## begin SUPPLIED MATERIAL
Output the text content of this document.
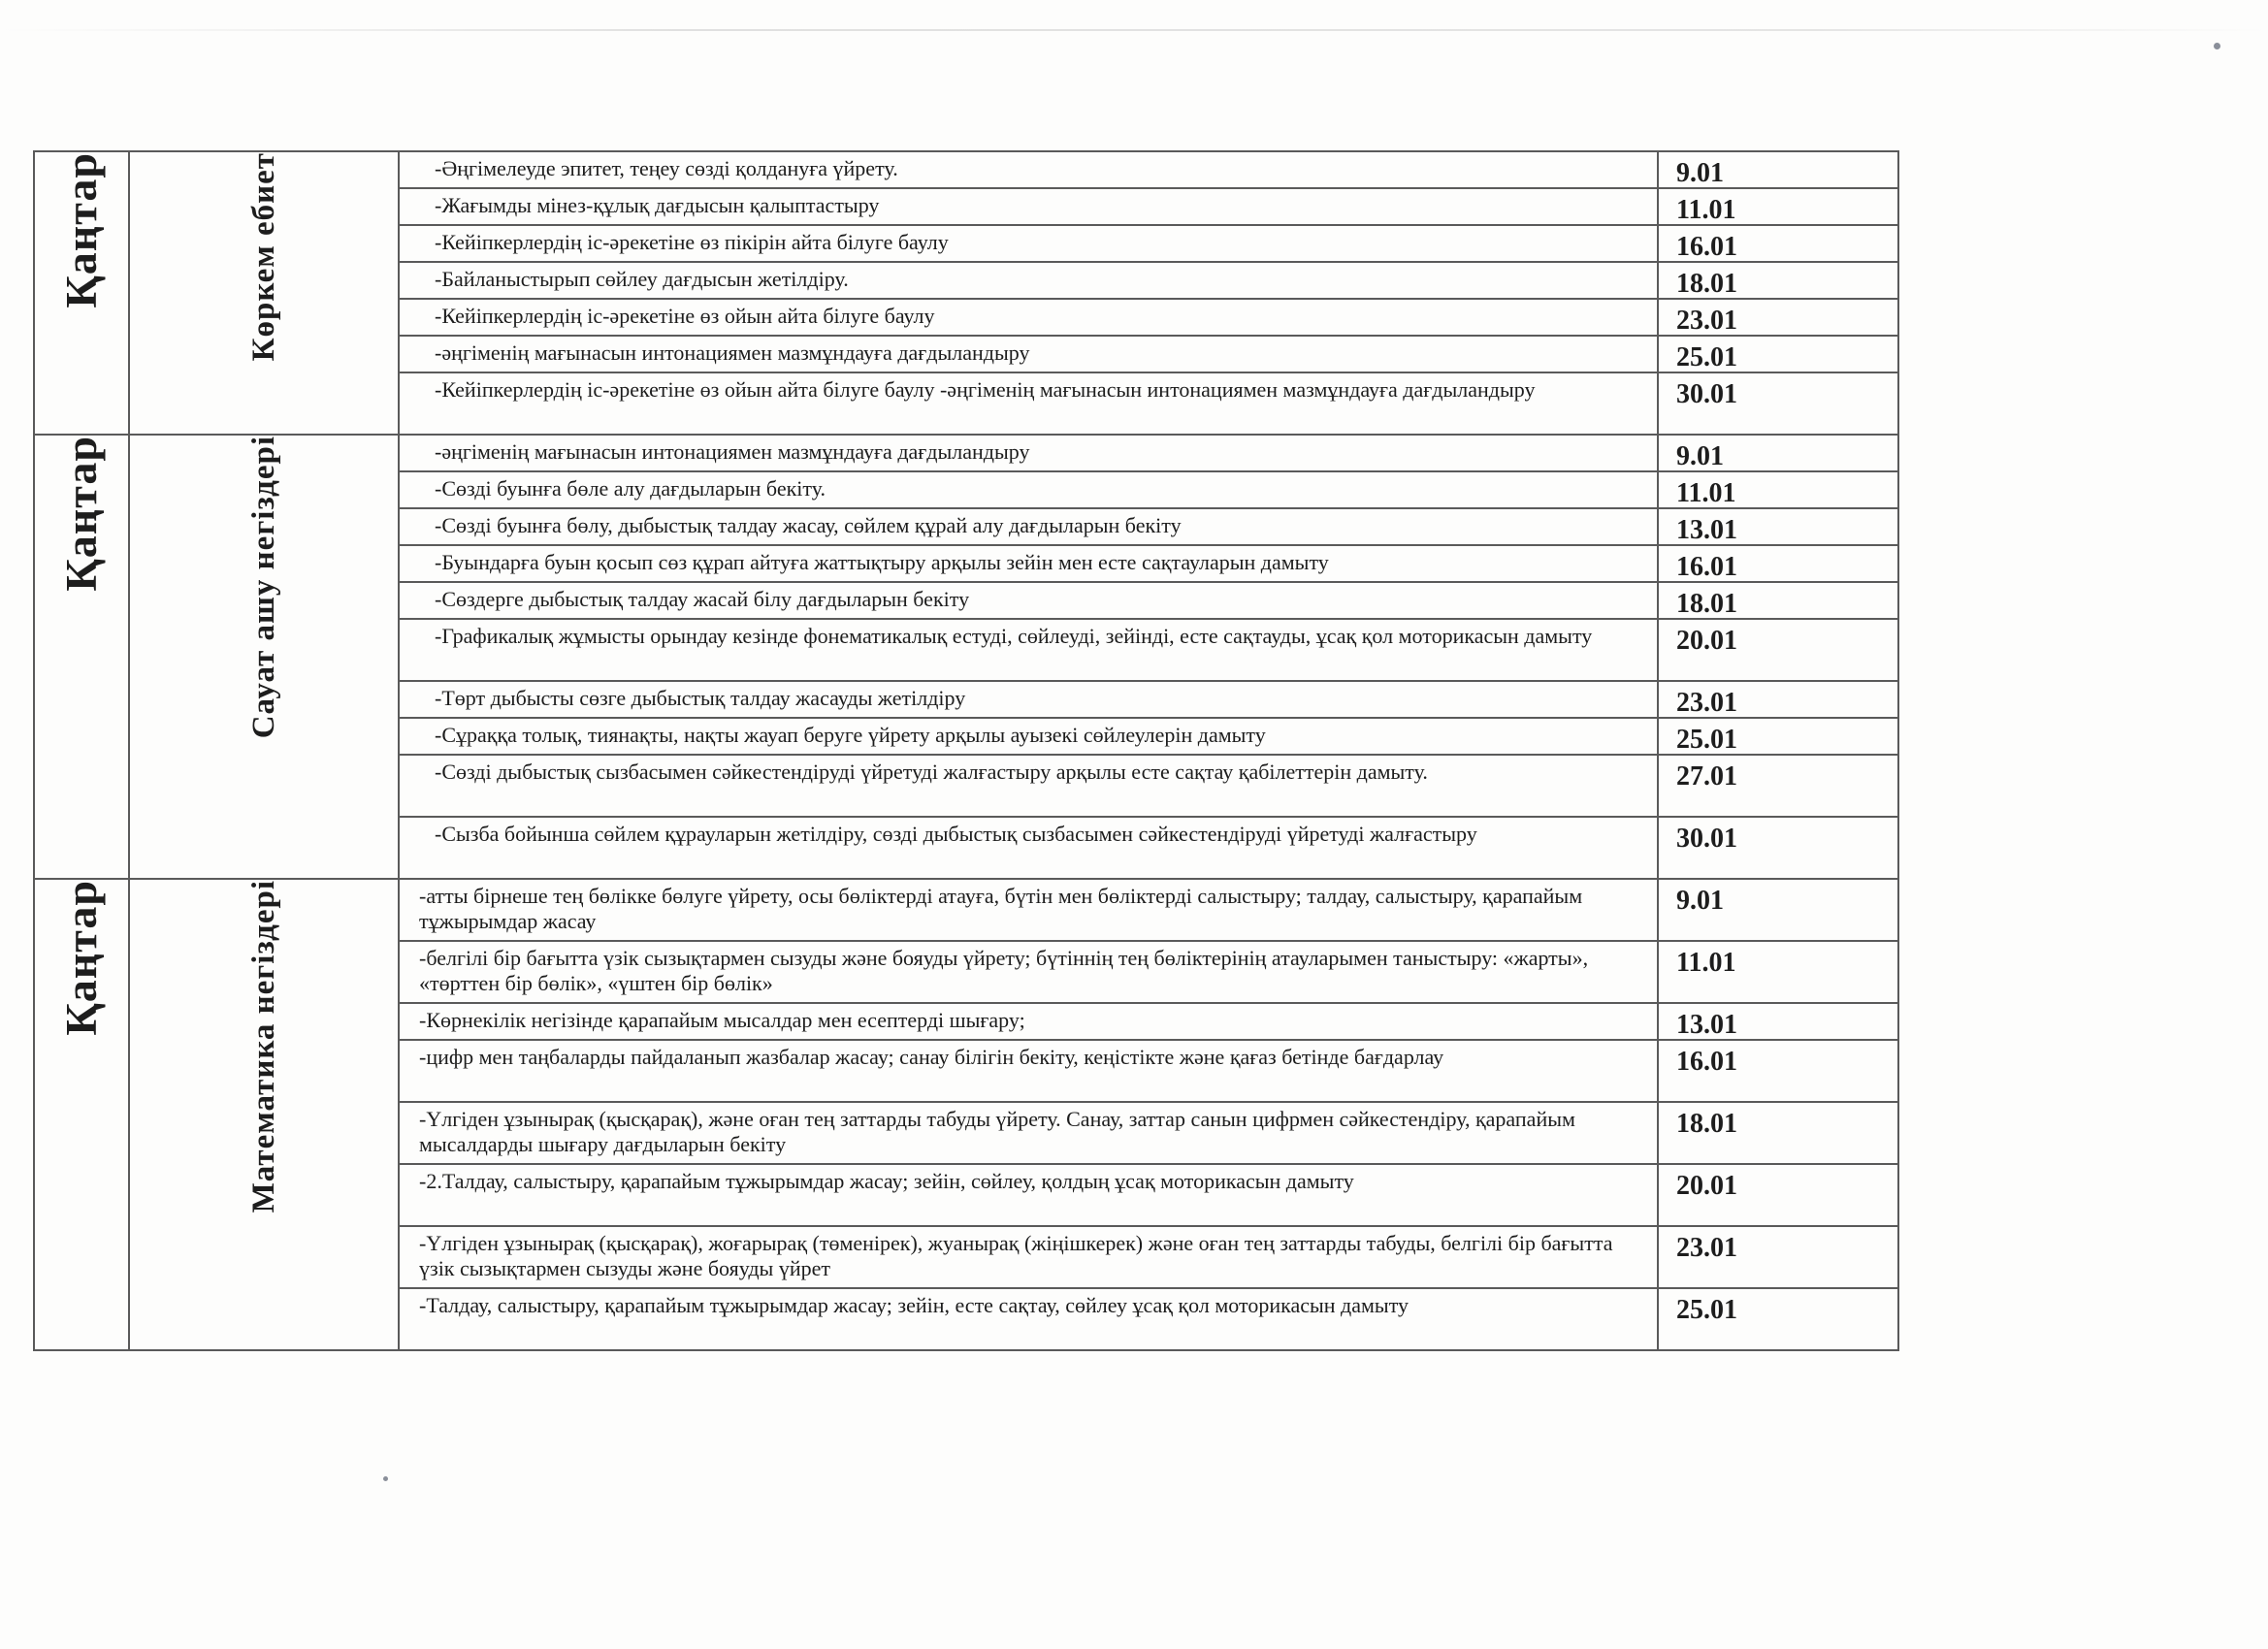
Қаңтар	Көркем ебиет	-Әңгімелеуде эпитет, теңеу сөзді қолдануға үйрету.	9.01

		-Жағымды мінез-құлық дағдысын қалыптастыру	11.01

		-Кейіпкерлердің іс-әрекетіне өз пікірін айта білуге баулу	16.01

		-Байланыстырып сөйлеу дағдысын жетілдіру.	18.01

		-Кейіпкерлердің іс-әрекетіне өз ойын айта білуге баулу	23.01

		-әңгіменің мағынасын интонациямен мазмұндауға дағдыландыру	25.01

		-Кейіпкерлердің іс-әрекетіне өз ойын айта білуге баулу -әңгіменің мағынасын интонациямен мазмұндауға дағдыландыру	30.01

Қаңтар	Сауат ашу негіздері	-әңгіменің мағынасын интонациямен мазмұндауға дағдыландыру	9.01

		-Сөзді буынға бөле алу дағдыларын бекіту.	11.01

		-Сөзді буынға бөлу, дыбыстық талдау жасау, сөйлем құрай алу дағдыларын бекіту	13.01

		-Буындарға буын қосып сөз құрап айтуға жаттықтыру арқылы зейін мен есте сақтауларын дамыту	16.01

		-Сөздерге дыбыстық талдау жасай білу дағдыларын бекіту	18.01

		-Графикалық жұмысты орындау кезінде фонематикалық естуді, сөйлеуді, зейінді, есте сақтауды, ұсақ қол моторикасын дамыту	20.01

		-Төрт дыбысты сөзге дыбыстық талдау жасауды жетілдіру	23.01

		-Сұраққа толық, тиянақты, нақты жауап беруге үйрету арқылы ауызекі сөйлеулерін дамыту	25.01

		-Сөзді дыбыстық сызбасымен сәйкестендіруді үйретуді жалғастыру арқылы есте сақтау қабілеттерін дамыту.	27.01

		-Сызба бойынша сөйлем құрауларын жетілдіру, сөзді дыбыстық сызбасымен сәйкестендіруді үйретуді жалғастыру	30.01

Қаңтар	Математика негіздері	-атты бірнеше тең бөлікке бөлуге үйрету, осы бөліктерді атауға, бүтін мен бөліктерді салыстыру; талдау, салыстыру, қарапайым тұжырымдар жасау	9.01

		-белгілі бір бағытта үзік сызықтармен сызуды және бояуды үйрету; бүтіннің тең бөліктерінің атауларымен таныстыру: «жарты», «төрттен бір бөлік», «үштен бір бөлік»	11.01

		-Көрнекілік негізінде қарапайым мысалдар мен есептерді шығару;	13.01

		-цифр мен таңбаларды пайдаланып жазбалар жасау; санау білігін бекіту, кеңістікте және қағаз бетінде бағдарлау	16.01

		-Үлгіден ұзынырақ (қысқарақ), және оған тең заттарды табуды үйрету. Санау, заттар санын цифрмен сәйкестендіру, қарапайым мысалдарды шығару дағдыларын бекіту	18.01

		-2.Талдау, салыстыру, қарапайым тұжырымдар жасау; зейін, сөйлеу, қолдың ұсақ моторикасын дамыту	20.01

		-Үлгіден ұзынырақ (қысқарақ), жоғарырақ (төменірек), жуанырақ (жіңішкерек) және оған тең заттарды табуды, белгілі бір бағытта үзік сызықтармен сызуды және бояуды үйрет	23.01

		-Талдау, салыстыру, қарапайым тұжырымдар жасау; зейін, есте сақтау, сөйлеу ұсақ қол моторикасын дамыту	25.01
## end SUPPLIED MATERIAL
* **WRITTEN INSTRUCTION**:
Look through the records and gather every line containing "үзік".

* **SOLUTION TO THIS TASK**:
		-белгілі бір бағытта үзік сызықтармен сызуды және бояуды үйрету; бүтіннің тең бөліктерінің атауларымен таныстыру: «жарты», «төрттен бір бөлік», «үштен бір бөлік»	11.01
		-Үлгіден ұзынырақ (қысқарақ), жоғарырақ (төменірек), жуанырақ (жіңішкерек) және оған тең заттарды табуды, белгілі бір бағытта үзік сызықтармен сызуды және бояуды үйрет	23.01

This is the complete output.